• **TASK GOAL**: Gather every line in the records below that contains the word "Junction".

• **DATA PROVIDED**:
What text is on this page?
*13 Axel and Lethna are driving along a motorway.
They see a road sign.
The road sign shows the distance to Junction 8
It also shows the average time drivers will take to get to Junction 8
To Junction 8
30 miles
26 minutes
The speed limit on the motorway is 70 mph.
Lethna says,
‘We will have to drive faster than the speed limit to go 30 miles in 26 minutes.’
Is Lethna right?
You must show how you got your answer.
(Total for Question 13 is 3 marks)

• **EXERCISE SOLUTION**:
The road sign shows the distance to Junction 8
It also shows the average time drivers will take to get to Junction 8
To Junction 8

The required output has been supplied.